_To be done:_ Extract all of the data and reproduce it precisely.

━━━━━ Data to process

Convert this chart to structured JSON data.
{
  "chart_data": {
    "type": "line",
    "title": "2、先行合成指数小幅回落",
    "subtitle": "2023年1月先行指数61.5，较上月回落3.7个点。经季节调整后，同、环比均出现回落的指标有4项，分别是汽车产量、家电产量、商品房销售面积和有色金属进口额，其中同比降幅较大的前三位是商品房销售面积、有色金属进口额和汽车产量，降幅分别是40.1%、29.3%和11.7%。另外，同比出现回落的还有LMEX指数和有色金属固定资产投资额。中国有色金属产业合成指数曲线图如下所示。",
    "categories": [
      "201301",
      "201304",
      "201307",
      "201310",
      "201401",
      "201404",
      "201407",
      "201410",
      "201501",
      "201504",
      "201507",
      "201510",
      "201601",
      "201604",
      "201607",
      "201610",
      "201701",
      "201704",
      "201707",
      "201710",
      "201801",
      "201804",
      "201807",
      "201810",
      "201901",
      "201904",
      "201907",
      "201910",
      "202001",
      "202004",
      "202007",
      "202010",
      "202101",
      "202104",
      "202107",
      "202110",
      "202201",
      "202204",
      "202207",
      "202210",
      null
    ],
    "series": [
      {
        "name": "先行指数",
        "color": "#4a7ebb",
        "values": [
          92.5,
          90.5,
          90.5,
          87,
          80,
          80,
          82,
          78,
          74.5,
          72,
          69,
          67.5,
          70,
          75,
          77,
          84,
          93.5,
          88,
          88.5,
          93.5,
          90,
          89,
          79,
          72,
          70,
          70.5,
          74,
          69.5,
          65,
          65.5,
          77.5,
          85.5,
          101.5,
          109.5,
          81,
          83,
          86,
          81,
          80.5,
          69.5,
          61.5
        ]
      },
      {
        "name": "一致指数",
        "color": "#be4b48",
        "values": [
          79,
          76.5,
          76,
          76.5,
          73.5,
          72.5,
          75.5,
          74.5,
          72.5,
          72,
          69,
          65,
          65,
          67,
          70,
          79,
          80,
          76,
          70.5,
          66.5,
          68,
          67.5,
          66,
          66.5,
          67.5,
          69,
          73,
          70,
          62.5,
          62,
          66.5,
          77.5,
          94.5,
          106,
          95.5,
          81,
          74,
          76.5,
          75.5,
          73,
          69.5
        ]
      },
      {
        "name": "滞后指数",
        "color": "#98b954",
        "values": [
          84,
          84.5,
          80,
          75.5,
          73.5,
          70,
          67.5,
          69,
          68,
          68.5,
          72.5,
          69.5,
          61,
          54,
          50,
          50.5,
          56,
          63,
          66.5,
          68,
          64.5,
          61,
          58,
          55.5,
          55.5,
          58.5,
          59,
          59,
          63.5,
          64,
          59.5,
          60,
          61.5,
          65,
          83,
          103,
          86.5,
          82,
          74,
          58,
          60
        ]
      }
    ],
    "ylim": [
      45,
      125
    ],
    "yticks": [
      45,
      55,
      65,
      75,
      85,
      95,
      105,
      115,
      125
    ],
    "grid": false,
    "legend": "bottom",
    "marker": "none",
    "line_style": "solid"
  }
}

━━━━━━━━━━

_Answer for this exercise:_
Convert this chart to structured JSON data.
{
  "chart_data": {
    "type": "line",
    "title": "2、先行合成指数小幅回落",
    "subtitle": "2023年1月先行指数61.5，较上月回落3.7个点。经季节调整后，同、环比均出现回落的指标有4项，分别是汽车产量、家电产量、商品房销售面积和有色金属进口额，其中同比降幅较大的前三位是商品房销售面积、有色金属进口额和汽车产量，降幅分别是40.1%、29.3%和11.7%。另外，同比出现回落的还有LMEX指数和有色金属固定资产投资额。中国有色金属产业合成指数曲线图如下所示。",
    "categories": [
      "201301",
      "201304",
      "201307",
      "201310",
      "201401",
      "201404",
      "201407",
      "201410",
      "201501",
      "201504",
      "201507",
      "201510",
      "201601",
      "201604",
      "201607",
      "201610",
      "201701",
      "201704",
      "201707",
      "201710",
      "201801",
      "201804",
      "201807",
      "201810",
      "201901",
      "201904",
      "201907",
      "201910",
      "202001",
      "202004",
      "202007",
      "202010",
      "202101",
      "202104",
      "202107",
      "202110",
      "202201",
      "202204",
      "202207",
      "202210",
      null
    ],
    "series": [
      {
        "name": "先行指数",
        "color": "#4a7ebb",
        "values": [
          92.5,
          90.5,
          90.5,
          87,
          80,
          80,
          82,
          78,
          74.5,
          72,
          69,
          67.5,
          70,
          75,
          77,
          84,
          93.5,
          88,
          88.5,
          93.5,
          90,
          89,
          79,
          72,
          70,
          70.5,
          74,
          69.5,
          65,
          65.5,
          77.5,
          85.5,
          101.5,
          109.5,
          81,
          83,
          86,
          81,
          80.5,
          69.5,
          61.5
        ]
      },
      {
        "name": "一致指数",
        "color": "#be4b48",
        "values": [
          79,
          76.5,
          76,
          76.5,
          73.5,
          72.5,
          75.5,
          74.5,
          72.5,
          72,
          69,
          65,
          65,
          67,
          70,
          79,
          80,
          76,
          70.5,
          66.5,
          68,
          67.5,
          66,
          66.5,
          67.5,
          69,
          73,
          70,
          62.5,
          62,
          66.5,
          77.5,
          94.5,
          106,
          95.5,
          81,
          74,
          76.5,
          75.5,
          73,
          69.5
        ]
      },
      {
        "name": "滞后指数",
        "color": "#98b954",
        "values": [
          84,
          84.5,
          80,
          75.5,
          73.5,
          70,
          67.5,
          69,
          68,
          68.5,
          72.5,
          69.5,
          61,
          54,
          50,
          50.5,
          56,
          63,
          66.5,
          68,
          64.5,
          61,
          58,
          55.5,
          55.5,
          58.5,
          59,
          59,
          63.5,
          64,
          59.5,
          60,
          61.5,
          65,
          83,
          103,
          86.5,
          82,
          74,
          58,
          60
        ]
      }
    ],
    "ylim": [
      45,
      125
    ],
    "yticks": [
      45,
      55,
      65,
      75,
      85,
      95,
      105,
      115,
      125
    ],
    "grid": false,
    "legend": "bottom",
    "marker": "none",
    "line_style": "solid"
  }
}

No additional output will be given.